■ Task inputs ■
·····
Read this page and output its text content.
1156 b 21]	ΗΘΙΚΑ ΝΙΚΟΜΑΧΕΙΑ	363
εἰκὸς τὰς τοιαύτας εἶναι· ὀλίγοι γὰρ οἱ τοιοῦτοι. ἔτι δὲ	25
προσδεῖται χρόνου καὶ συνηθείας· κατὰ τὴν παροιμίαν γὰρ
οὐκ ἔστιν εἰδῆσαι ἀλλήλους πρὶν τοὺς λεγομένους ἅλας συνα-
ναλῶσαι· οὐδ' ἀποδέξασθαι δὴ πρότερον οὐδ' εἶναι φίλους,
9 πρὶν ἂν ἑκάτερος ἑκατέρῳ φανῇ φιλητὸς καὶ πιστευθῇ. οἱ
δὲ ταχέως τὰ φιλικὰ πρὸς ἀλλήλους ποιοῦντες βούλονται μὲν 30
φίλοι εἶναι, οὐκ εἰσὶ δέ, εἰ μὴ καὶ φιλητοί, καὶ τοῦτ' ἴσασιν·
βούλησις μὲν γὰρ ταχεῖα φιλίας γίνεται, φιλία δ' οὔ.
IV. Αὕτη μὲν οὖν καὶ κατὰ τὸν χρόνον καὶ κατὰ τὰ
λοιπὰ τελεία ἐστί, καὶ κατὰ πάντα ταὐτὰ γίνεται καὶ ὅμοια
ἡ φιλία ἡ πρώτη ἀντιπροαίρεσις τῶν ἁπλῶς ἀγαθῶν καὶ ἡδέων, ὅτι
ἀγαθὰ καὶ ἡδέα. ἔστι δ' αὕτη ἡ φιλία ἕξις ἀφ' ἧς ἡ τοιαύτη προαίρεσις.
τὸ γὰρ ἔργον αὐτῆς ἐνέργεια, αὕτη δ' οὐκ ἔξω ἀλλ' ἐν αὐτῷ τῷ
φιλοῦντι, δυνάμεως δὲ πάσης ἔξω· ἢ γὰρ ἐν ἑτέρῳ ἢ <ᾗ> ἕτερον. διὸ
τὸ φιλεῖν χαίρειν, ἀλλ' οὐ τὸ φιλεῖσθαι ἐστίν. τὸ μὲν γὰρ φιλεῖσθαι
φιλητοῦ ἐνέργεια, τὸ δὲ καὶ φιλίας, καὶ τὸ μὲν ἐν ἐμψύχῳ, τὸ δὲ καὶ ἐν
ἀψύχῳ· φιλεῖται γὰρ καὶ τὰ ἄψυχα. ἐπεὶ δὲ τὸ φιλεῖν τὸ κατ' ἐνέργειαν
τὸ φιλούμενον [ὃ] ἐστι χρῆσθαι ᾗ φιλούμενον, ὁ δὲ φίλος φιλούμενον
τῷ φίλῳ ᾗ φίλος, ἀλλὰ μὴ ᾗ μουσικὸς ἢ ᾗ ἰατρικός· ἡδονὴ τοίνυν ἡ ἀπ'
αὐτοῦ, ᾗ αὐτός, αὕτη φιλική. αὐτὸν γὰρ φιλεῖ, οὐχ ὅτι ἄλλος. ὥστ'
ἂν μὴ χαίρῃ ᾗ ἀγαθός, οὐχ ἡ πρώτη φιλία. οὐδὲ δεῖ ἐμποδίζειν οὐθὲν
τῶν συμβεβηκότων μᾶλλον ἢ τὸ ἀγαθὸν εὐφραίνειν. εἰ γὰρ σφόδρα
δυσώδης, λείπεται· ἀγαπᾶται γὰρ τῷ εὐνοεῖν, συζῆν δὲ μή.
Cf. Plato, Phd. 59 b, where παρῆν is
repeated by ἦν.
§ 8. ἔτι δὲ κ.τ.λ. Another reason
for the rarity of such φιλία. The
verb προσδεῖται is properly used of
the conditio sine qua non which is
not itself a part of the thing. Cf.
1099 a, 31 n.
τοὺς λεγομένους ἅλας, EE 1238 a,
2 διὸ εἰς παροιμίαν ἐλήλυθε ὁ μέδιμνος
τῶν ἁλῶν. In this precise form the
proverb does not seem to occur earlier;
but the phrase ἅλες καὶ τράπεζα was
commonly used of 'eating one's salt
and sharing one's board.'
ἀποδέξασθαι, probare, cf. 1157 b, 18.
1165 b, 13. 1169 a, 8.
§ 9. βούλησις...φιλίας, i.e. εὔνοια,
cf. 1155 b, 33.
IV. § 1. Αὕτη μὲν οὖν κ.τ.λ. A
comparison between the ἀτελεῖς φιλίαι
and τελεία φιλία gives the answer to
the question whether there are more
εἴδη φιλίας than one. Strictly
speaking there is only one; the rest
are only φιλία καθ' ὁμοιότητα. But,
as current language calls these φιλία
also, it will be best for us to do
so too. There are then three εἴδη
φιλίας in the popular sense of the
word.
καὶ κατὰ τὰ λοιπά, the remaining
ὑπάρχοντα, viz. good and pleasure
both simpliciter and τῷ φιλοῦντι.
·····
■ Aim of the task ■
Search the data above for the word "εἶναι", then gather each line in which it appears.

■ Full response ■
εἰκὸς τὰς τοιαύτας εἶναι· ὀλίγοι γὰρ οἱ τοιοῦτοι. ἔτι δὲ	25
ναλῶσαι· οὐδ' ἀποδέξασθαι δὴ πρότερον οὐδ' εἶναι φίλους,
φίλοι εἶναι, οὐκ εἰσὶ δέ, εἰ μὴ καὶ φιλητοί, καὶ τοῦτ' ἴσασιν·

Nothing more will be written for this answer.